TASK DETAILS:
Only lines holding the string "watermark" are wanted; copy each one from the material.

----

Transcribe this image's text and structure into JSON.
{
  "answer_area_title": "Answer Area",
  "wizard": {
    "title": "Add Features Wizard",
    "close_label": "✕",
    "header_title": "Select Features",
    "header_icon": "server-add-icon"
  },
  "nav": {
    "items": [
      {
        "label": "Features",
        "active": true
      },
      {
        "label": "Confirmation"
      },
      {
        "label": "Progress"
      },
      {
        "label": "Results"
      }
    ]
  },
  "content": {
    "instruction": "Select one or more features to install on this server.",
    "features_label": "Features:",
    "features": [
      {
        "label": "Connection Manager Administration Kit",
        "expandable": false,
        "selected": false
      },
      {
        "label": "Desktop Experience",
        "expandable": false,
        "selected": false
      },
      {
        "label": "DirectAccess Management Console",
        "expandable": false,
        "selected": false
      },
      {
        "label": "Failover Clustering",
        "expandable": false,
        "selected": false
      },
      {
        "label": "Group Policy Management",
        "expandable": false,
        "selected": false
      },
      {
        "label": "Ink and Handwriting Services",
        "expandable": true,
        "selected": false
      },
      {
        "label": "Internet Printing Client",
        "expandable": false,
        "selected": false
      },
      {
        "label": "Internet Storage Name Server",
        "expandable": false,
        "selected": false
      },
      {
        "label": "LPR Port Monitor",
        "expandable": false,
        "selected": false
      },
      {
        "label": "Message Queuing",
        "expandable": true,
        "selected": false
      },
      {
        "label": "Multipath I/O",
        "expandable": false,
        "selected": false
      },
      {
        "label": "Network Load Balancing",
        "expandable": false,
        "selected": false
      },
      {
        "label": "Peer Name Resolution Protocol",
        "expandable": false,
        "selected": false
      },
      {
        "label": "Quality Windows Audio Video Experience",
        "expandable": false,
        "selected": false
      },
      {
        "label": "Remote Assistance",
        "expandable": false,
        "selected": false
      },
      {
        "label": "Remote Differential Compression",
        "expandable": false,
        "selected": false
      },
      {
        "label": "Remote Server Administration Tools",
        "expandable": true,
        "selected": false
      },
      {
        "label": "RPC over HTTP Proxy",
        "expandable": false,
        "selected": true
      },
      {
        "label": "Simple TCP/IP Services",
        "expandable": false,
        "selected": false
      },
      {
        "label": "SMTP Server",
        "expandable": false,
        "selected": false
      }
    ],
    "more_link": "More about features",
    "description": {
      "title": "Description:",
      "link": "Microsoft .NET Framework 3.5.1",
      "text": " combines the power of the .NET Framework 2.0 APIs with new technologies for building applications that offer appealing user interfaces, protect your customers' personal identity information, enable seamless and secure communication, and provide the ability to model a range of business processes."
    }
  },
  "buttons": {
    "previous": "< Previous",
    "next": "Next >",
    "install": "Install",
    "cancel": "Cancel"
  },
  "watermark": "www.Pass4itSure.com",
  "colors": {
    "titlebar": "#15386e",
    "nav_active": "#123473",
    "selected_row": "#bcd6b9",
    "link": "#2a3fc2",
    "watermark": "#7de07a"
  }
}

----

WRITTEN ANSWER:
  "watermark": "www.Pass4itSure.com",
    "watermark": "#7de07a"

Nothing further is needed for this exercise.